_Job:_ In the copy, keep every record exact and leave out all images.

_Listed entries:_
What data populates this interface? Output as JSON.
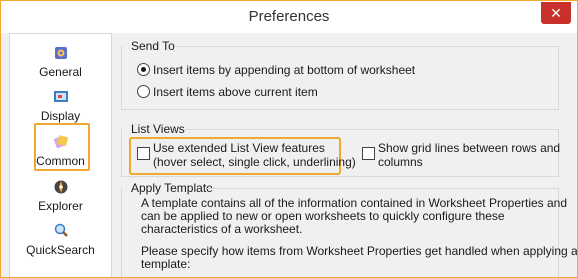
{
  "window": {
    "title": "Preferences",
    "close_glyph": "✕"
  },
  "sidebar": {
    "items": [
      {
        "label": "General",
        "icon": "general-icon"
      },
      {
        "label": "Display",
        "icon": "display-icon"
      },
      {
        "label": "Common",
        "icon": "common-icon",
        "selected": true
      },
      {
        "label": "Explorer",
        "icon": "explorer-icon"
      },
      {
        "label": "QuickSearch",
        "icon": "quicksearch-icon"
      }
    ]
  },
  "send_to": {
    "title": "Send To",
    "options": [
      {
        "label": "Insert items by appending at bottom of worksheet",
        "selected": true
      },
      {
        "label": "Insert items above current item",
        "selected": false
      }
    ]
  },
  "list_views": {
    "title": "List Views",
    "extended": {
      "line1": "Use extended List View features",
      "line2": "(hover select, single click, underlining)",
      "checked": false
    },
    "grid": {
      "line1": "Show grid lines between rows and",
      "line2": "columns",
      "checked": false
    }
  },
  "apply_template": {
    "title": "Apply Template",
    "para1": [
      "A template contains all of the information contained in Worksheet Properties and",
      "can be applied to new or open worksheets to quickly configure these",
      "characteristics of a worksheet."
    ],
    "para2": [
      "Please specify how items from Worksheet Properties get handled when applying a",
      "template:"
    ]
  },
  "colors": {
    "highlight": "#f0a830",
    "close": "#c7302b"
  }
}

_The answer:_
What data populates this interface? Output as JSON.
{
  "window": {
    "title": "Preferences",
    "close_glyph": "✕"
  },
  "sidebar": {
    "items": [
      {
        "label": "General",
        "icon": "general-icon"
      },
      {
        "label": "Display",
        "icon": "display-icon"
      },
      {
        "label": "Common",
        "icon": "common-icon",
        "selected": true
      },
      {
        "label": "Explorer",
        "icon": "explorer-icon"
      },
      {
        "label": "QuickSearch",
        "icon": "quicksearch-icon"
      }
    ]
  },
  "send_to": {
    "title": "Send To",
    "options": [
      {
        "label": "Insert items by appending at bottom of worksheet",
        "selected": true
      },
      {
        "label": "Insert items above current item",
        "selected": false
      }
    ]
  },
  "list_views": {
    "title": "List Views",
    "extended": {
      "line1": "Use extended List View features",
      "line2": "(hover select, single click, underlining)",
      "checked": false
    },
    "grid": {
      "line1": "Show grid lines between rows and",
      "line2": "columns",
      "checked": false
    }
  },
  "apply_template": {
    "title": "Apply Template",
    "para1": [
      "A template contains all of the information contained in Worksheet Properties and",
      "can be applied to new or open worksheets to quickly configure these",
      "characteristics of a worksheet."
    ],
    "para2": [
      "Please specify how items from Worksheet Properties get handled when applying a",
      "template:"
    ]
  },
  "colors": {
    "highlight": "#f0a830",
    "close": "#c7302b"
  }
}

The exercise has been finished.